▶ **Given passage**:
[START]

# Sony Nex-5N Battery Question



## erotavlas

I was considering this camera, but the only thing that concerns me is the battery life.  Some people complain about it and have said it is poor however I can't tell if they are using the battery with the Nex-5 or Nex-5N which are two different cameras.  Anyway I wanted to know if the battery life is acceptable when using it with the NEX-5N and how it compares to a dSLR say from Canon or Nikon.
Thanks


----------



## xxbluejay21

It's about the same as a Canon t2i. The t2i's battery isn't that good tho. It's bigger brother (60D) has almost 3 times the battery life. 5N has good battery for a mirrorless. Can shoot about 80 minutes of hd video on a complete charge (factoring out overheating and card capacity)


----------



## erotavlas

xxbluejay21 said:


> It's about the same as a Canon t2i. The t2i's battery isn't that good tho. It's bigger brother (60D) has almost 3 times the battery life. 5N has good battery for a mirrorless. Can shoot about 80 minutes of hd video on a complete charge (factoring out overheating and card capacity)



That's good to know thanks for the feedback


----------



## KmH

The smaller a camera is, the smaller the battery is. The smaller the battery is, the less charge it can hold.

The Nex-5, or the 5N, has a big LCD and it takes power to run it. It takes power to run the in camera light meter, CPU, image sensor, image sensor amplifiers and A/D converter, image processor, memory card write buffer, auto focus module, and lens auto focus mechanism.


----------



## cosmonaut

The battery life on my Nex5n isn't really good. But batteries are cheap enough. Just buy a spare or two.


----------

[END]

▶ **Written task 1**:
According to the forum thread on the Sony Nex-5N battery, about how many minutes of HD video can the 5N record on a full charge?
The forum thread and the entries come from separate, unrelated sources.

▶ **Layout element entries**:
[START]

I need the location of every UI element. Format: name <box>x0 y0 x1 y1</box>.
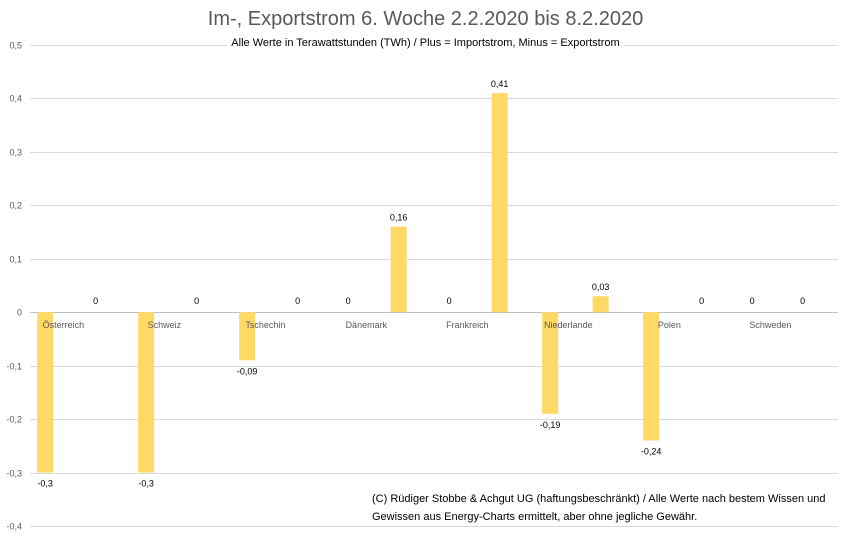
chart-subtitle: Alle Werte in Terawattstunden (TWh) / Pl… <box>227 37 624 49</box>
bar <box>37 312 54 473</box>
y-tick-label: -0,3 <box>6 469 22 479</box>
y-axis-ticks: 0,5 0,4 0,3 0,2 0,1 0 -0,1 -0,2 -0,3 -0,4 <box>6 41 22 532</box>
copyright-note: (C) Rüdiger Stobbe & Achgut UG (haftungs… <box>372 493 826 523</box>
y-tick-label: 0,3 <box>9 148 22 158</box>
y-tick-label: -0,4 <box>6 522 22 532</box>
y-tick-label: 0,1 <box>9 255 22 265</box>
y-tick-label: -0,1 <box>6 362 22 372</box>
category-labels: Österreich Schweiz Tschechin Dänemark Frankr… <box>43 320 792 330</box>
data-label: 0,41 <box>491 79 509 89</box>
data-label: -0,09 <box>237 366 258 376</box>
category-label: Tschechin <box>245 320 285 330</box>
y-tick-label: 0,5 <box>9 41 22 51</box>
bar <box>239 312 256 361</box>
y-tick-label: 0,2 <box>9 201 22 211</box>
data-label: 0 <box>750 296 755 306</box>
bars <box>37 93 660 473</box>
y-tick-label: -0,2 <box>6 415 22 425</box>
gridlines <box>30 45 838 527</box>
data-label: 0 <box>194 296 199 306</box>
data-label: 0,16 <box>390 213 408 223</box>
category-label: Schweiz <box>148 320 182 330</box>
y-tick-label: 0,4 <box>9 94 22 104</box>
data-label: 0 <box>295 296 300 306</box>
data-label: 0 <box>346 296 351 306</box>
category-label: Österreich <box>43 320 85 330</box>
data-label: 0 <box>93 296 98 306</box>
category-label: Niederlande <box>544 320 593 330</box>
data-label: -0,3 <box>138 479 154 489</box>
bar <box>643 312 660 441</box>
chart-title: Im-, Exportstrom 6. Woche 2.2.2020 bis 8… <box>207 8 644 30</box>
category-label: Polen <box>658 320 681 330</box>
data-labels: -0,3 -0,3 -0,09 0 0 -0,19 -0,24 0 0 0 0 0,16 0,41 0,0… <box>37 79 805 488</box>
category-label: Dänemark <box>346 320 388 330</box>
data-label: -0,24 <box>641 446 662 456</box>
bar <box>542 312 559 414</box>
data-label: 0,03 <box>592 282 610 292</box>
data-label: -0,19 <box>540 420 561 430</box>
bar <box>390 226 407 313</box>
data-label: 0 <box>699 296 704 306</box>
category-label: Frankreich <box>446 320 489 330</box>
data-label: 0 <box>800 296 805 306</box>
bar <box>491 93 508 313</box>
category-label: Schweden <box>749 320 791 330</box>
bar <box>592 296 609 313</box>
data-label: 0 <box>447 296 452 306</box>
bar <box>138 312 155 473</box>
chart-subtitle-row: Alle Werte in Terawattstunden (TWh) / Pl… <box>0 37 851 49</box>
y-tick-label: 0 <box>17 308 22 318</box>
data-label: -0,3 <box>37 479 53 489</box>
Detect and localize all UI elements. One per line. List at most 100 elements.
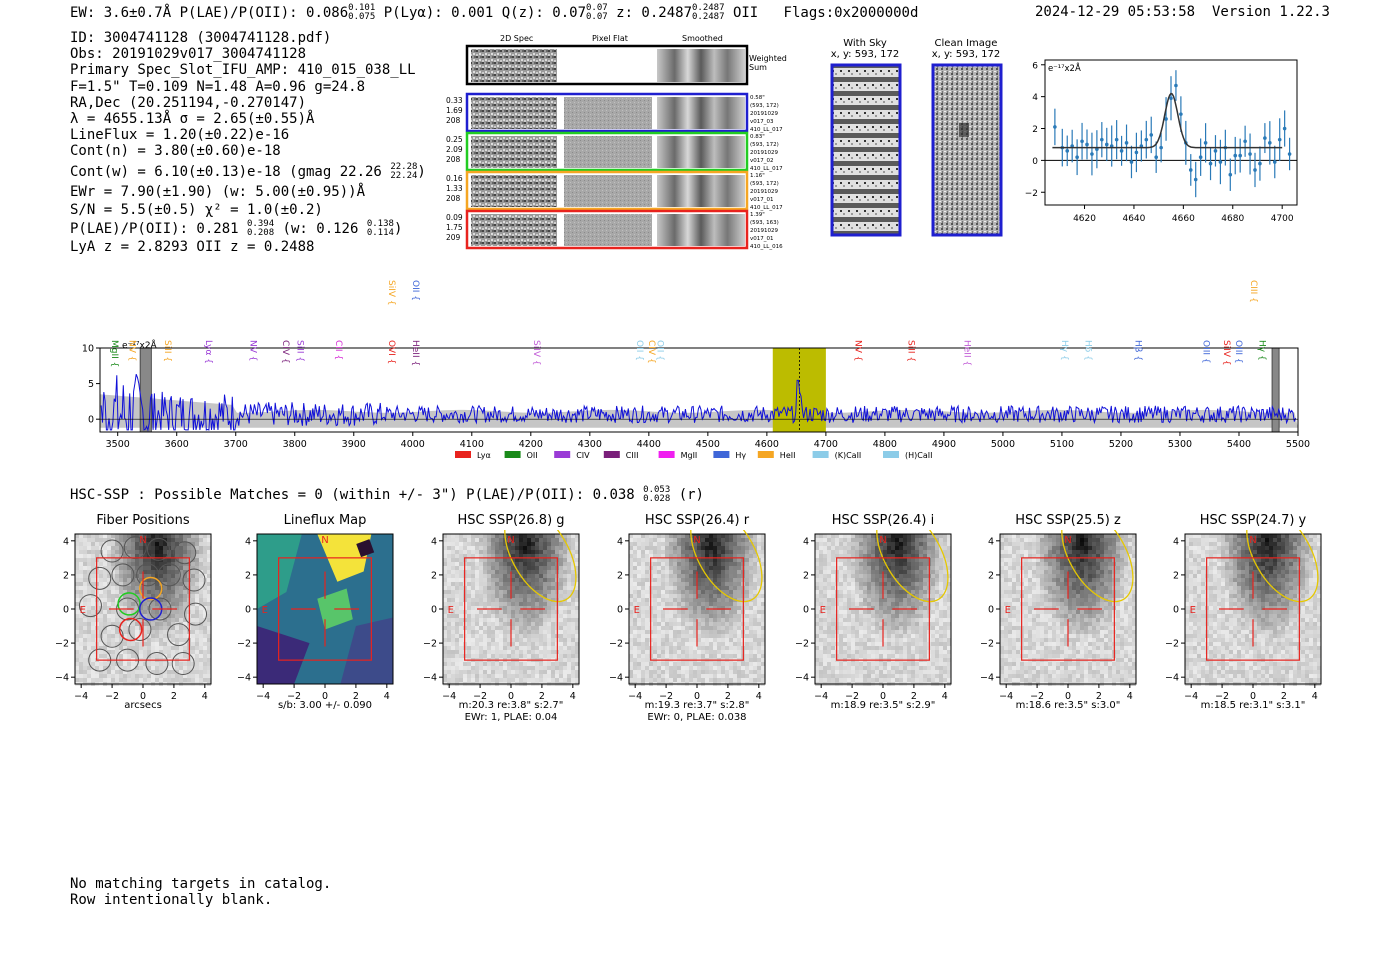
east-label: E [1005, 605, 1011, 616]
spectrum-legend-swatch [757, 451, 774, 458]
spectrum-line-label: CIV { [646, 340, 656, 364]
cutout-right-2-3: 20191029 [750, 150, 778, 156]
cutout-left-3-1: 0.16 [446, 174, 463, 183]
panel-ytick-label: −4 [1165, 673, 1179, 684]
fit-point [1263, 136, 1267, 140]
spectrum-line-label: NV { [127, 340, 137, 361]
panel-image: N E −4 −4 −2 −2 0 0 2 2 4 4 [423, 530, 580, 702]
fit-ytick-label: 0 [1032, 157, 1038, 167]
fit-point [1174, 83, 1178, 88]
spectrum-line-label: Hγ { [1257, 340, 1267, 361]
with-sky-xy: x, y: 593, 172 [830, 49, 900, 60]
east-label: E [262, 605, 268, 616]
north-label: N [1249, 535, 1256, 546]
fit-point [1193, 177, 1198, 182]
panel-ytick-label: −2 [795, 639, 809, 650]
fit-point [1268, 141, 1272, 145]
fit-ytick-label: 2 [1032, 125, 1038, 135]
header-z-range: 0.2487 0.2487 [692, 4, 725, 22]
east-label: E [820, 605, 826, 616]
panel-xtick-label: −4 [256, 691, 270, 702]
panel-xtick-label: 0 [1065, 691, 1071, 702]
fit-point [1253, 168, 1257, 172]
col-2d-spec: 2D Spec [500, 34, 534, 43]
cutout-right-3-2: (593, 172) [750, 181, 779, 187]
fit-point [1090, 152, 1094, 156]
hsc-summary-range: 0.053 0.028 [643, 486, 670, 504]
fit-point [1114, 137, 1119, 142]
spectrum-xtick-label: 4900 [932, 439, 956, 450]
panel-ytick-label: 0 [245, 605, 251, 616]
fit-point [1198, 155, 1203, 159]
fit-point [1238, 153, 1242, 158]
spectrum-xtick-label: 4100 [460, 439, 484, 450]
panel-ytick-label: −4 [980, 673, 994, 684]
info-contw-hi: 22.28 [390, 161, 418, 172]
spectrum-xtick-label: 4700 [814, 439, 838, 450]
panel-ytick-label: −2 [980, 639, 994, 650]
fit-point [1203, 141, 1208, 145]
footer-line-1: No matching targets in catalog. [70, 876, 332, 892]
spectrum-axes [99, 347, 1299, 433]
fit-point [1272, 160, 1277, 164]
spectrum-xtick-label: 4800 [873, 439, 897, 450]
info-plae-hi: 0.394 [247, 219, 275, 230]
spectrum-xtick-label: 3600 [165, 439, 189, 450]
panel-xtick-label: 0 [880, 691, 886, 702]
spectrum-line-label-top: CIII { [1248, 280, 1258, 303]
cutout-pixel-flat-1 [564, 97, 652, 129]
cutout-right-4-2: (593, 163) [750, 220, 779, 226]
cutout-right-2-4: v017_02 [750, 158, 774, 164]
spectrum-legend-label: Lyα [477, 451, 491, 460]
panel-ytick-label: −4 [609, 673, 623, 684]
spectrum-xtick-label: 4200 [519, 439, 543, 450]
panel-ytick-label: 0 [617, 605, 623, 616]
fit-point [1144, 137, 1149, 142]
spectrum-xtick-label: 5300 [1168, 439, 1192, 450]
cutout-left-2-2: 2.09 [446, 145, 463, 154]
info-ewr: EWr = 7.90(±1.90) (w: 5.00(±0.95))Å [70, 183, 366, 200]
spectrum-line-label-top: OII { [410, 280, 420, 301]
cutout-left-3-2: 1.33 [446, 184, 463, 193]
lineflux-low [257, 626, 310, 684]
fit-point [1277, 137, 1282, 142]
cutout-2d-spec-2 [471, 136, 557, 168]
info-contw: Cont(w) = 6.10(±0.13)e-18 (gmag 22.26 22… [70, 161, 426, 181]
fit-point [1124, 141, 1129, 145]
east-label: E [80, 605, 86, 616]
panel-ytick-label: −2 [423, 639, 437, 650]
search-box [836, 557, 930, 661]
cutout-2d-spec-4 [471, 214, 557, 246]
fiber-circle [184, 602, 208, 626]
east-label: E [1190, 605, 1196, 616]
imaging-panels: Fiber Positions N E −4 −4 −2 −2 0 0 2 2 4 4 arcsecs Li… [0, 510, 1400, 725]
panel-ytick-label: 2 [617, 570, 623, 581]
panel-ytick-label: −2 [55, 639, 69, 650]
fit-point [1104, 142, 1109, 147]
panel-title: HSC SSP(25.5) z [1015, 513, 1121, 528]
spectrum-line-label: SiIV { [1221, 340, 1231, 366]
spectrum-ytick-label: 10 [82, 344, 94, 355]
spectrum-ytick-label: 5 [88, 379, 94, 390]
panel-ytick-label: 0 [1173, 605, 1179, 616]
fit-point [1085, 142, 1089, 147]
fit-point [1134, 150, 1139, 155]
info-plae-range: 0.394 0.208 [247, 220, 274, 238]
panel-title: HSC SSP(26.4) r [644, 513, 750, 528]
panel-caption: m:18.5 re:3.1" s:3.1" [1165, 700, 1341, 712]
lineflux-region [257, 534, 302, 609]
clean-image-label: Clean Image [934, 38, 998, 49]
panel-image: N E −4 −4 −2 −2 0 0 2 2 4 4 [1165, 530, 1322, 702]
panel-image: N E −4 −4 −2 −2 0 0 2 2 4 4 [55, 533, 212, 702]
image-panel-2: Lineflux Map N E −4 −4 −2 −2 0 0 2 2 4 4 s/b: 3.00 +/… [237, 510, 417, 725]
spectrum-line-label: Hδ { [1083, 340, 1093, 361]
spectrum-line-label: SiII { [906, 340, 916, 362]
cutout-left-1-1: 0.33 [446, 96, 463, 105]
spectrum-xtick-label: 4500 [696, 439, 720, 450]
header-z: z: 0.2487 [616, 5, 692, 21]
panel-xtick-label: 2 [1281, 691, 1287, 702]
cutout-right-4-5: 410_LL_016 [750, 244, 783, 250]
fit-point [1208, 161, 1213, 166]
north-label: N [693, 535, 700, 546]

[END]

▶ **Written task 2**:
Copy the entry lines verbatim, starting at the line that contains "chart-subtitle: Alle Werte" and ending at the line that contains "y-tick-label: 0,3 <box>9 148 22 158</box>".

▶ **Expected answer 1**:
About 80 minutes.

▶ **Expected answer 2**:
chart-subtitle: Alle Werte in Terawattstunden (TWh) / Pl… <box>227 37 624 49</box>
bar <box>37 312 54 473</box>
y-tick-label: -0,3 <box>6 469 22 479</box>
y-axis-ticks: 0,5 0,4 0,3 0,2 0,1 0 -0,1 -0,2 -0,3 -0,4 <box>6 41 22 532</box>
copyright-note: (C) Rüdiger Stobbe & Achgut UG (haftungs… <box>372 493 826 523</box>
y-tick-label: 0,3 <box>9 148 22 158</box>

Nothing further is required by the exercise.